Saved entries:
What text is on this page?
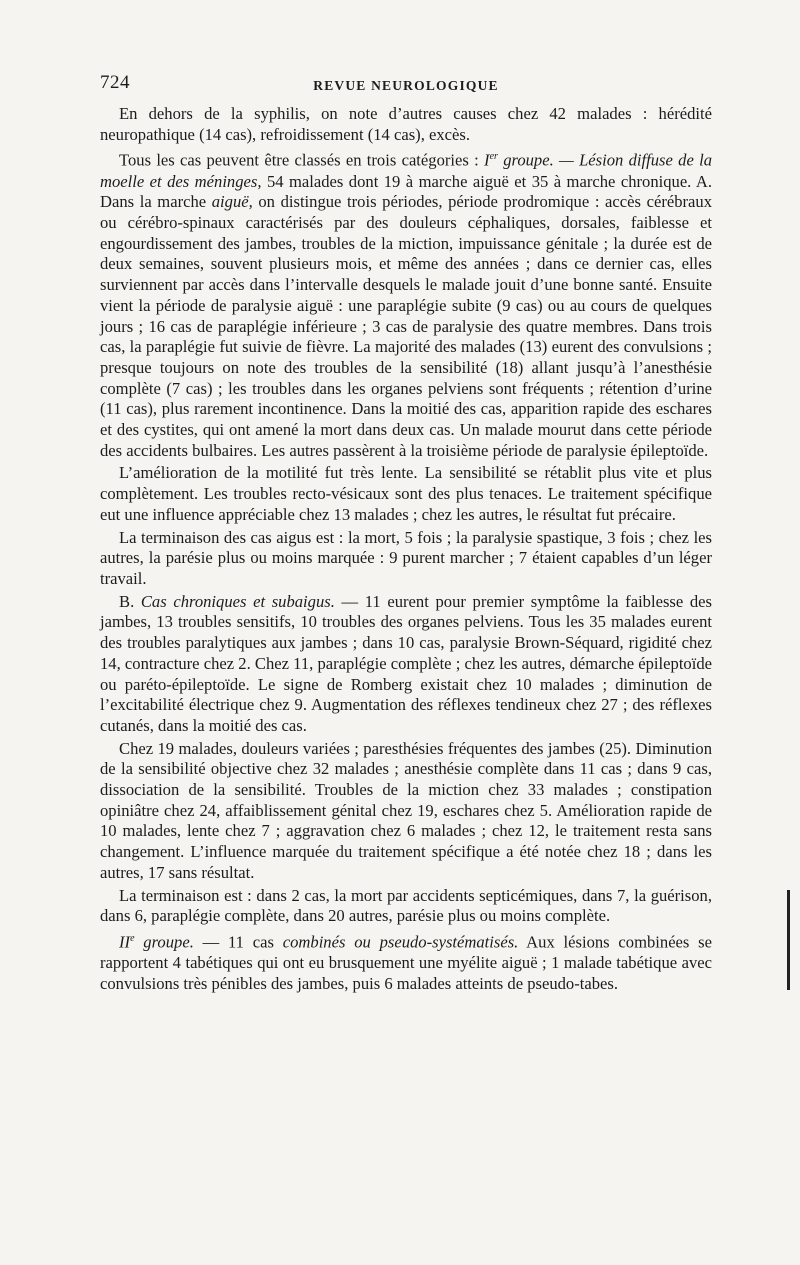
724	REVUE NEUROLOGIQUE

En dehors de la syphilis, on note d’autres causes chez 42 malades : hérédité neuropathique (14 cas), refroidissement (14 cas), excès.

Tous les cas peuvent être classés en trois catégories : Ier groupe. — Lésion diffuse de la moelle et des méninges, 54 malades dont 19 à marche aiguë et 35 à marche chronique. A. Dans la marche aiguë, on distingue trois périodes, période prodromique : accès cérébraux ou cérébro-spinaux caractérisés par des douleurs céphaliques, dorsales, faiblesse et engourdissement des jambes, troubles de la miction, impuissance génitale ; la durée est de deux semaines, souvent plusieurs mois, et même des années ; dans ce dernier cas, elles surviennent par accès dans l’intervalle desquels le malade jouit d’une bonne santé. Ensuite vient la période de paralysie aiguë : une paraplégie subite (9 cas) ou au cours de quelques jours ; 16 cas de paraplégie inférieure ; 3 cas de paralysie des quatre membres. Dans trois cas, la paraplégie fut suivie de fièvre. La majorité des malades (13) eurent des convulsions ; presque toujours on note des troubles de la sensibilité (18) allant jusqu’à l’anesthésie complète (7 cas) ; les troubles dans les organes pelviens sont fréquents ; rétention d’urine (11 cas), plus rarement incontinence. Dans la moitié des cas, apparition rapide des eschares et des cystites, qui ont amené la mort dans deux cas. Un malade mourut dans cette période des accidents bulbaires. Les autres passèrent à la troisième période de paralysie épileptoïde.

L’amélioration de la motilité fut très lente. La sensibilité se rétablit plus vite et plus complètement. Les troubles recto-vésicaux sont des plus tenaces. Le traitement spécifique eut une influence appréciable chez 13 malades ; chez les autres, le résultat fut précaire.

La terminaison des cas aigus est : la mort, 5 fois ; la paralysie spastique, 3 fois ; chez les autres, la parésie plus ou moins marquée : 9 purent marcher ; 7 étaient capables d’un léger travail.

B. Cas chroniques et subaigus. — 11 eurent pour premier symptôme la faiblesse des jambes, 13 troubles sensitifs, 10 troubles des organes pelviens. Tous les 35 malades eurent des troubles paralytiques aux jambes ; dans 10 cas, paralysie Brown-Séquard, rigidité chez 14, contracture chez 2. Chez 11, paraplégie complète ; chez les autres, démarche épileptoïde ou paréto-épileptoïde. Le signe de Romberg existait chez 10 malades ; diminution de l’excitabilité électrique chez 9. Augmentation des réflexes tendineux chez 27 ; des réflexes cutanés, dans la moitié des cas.

Chez 19 malades, douleurs variées ; paresthésies fréquentes des jambes (25). Diminution de la sensibilité objective chez 32 malades ; anesthésie complète dans 11 cas ; dans 9 cas, dissociation de la sensibilité. Troubles de la miction chez 33 malades ; constipation opiniâtre chez 24, affaiblissement génital chez 19, eschares chez 5. Amélioration rapide de 10 malades, lente chez 7 ; aggravation chez 6 malades ; chez 12, le traitement resta sans changement. L’influence marquée du traitement spécifique a été notée chez 18 ; dans les autres, 17 sans résultat.

La terminaison est : dans 2 cas, la mort par accidents septicémiques, dans 7, la guérison, dans 6, paraplégie complète, dans 20 autres, parésie plus ou moins complète.

IIe groupe. — 11 cas combinés ou pseudo-systématisés. Aux lésions combinées se rapportent 4 tabétiques qui ont eu brusquement une myélite aiguë ; 1 malade tabétique avec convulsions très pénibles des jambes, puis 6 malades atteints de pseudo-tabes.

• _WHAT NEEDS TO BE DONE_: Return only the number of lines in the preceding records that contain the string "résultat".

• _ANSWER IN FULL_: 2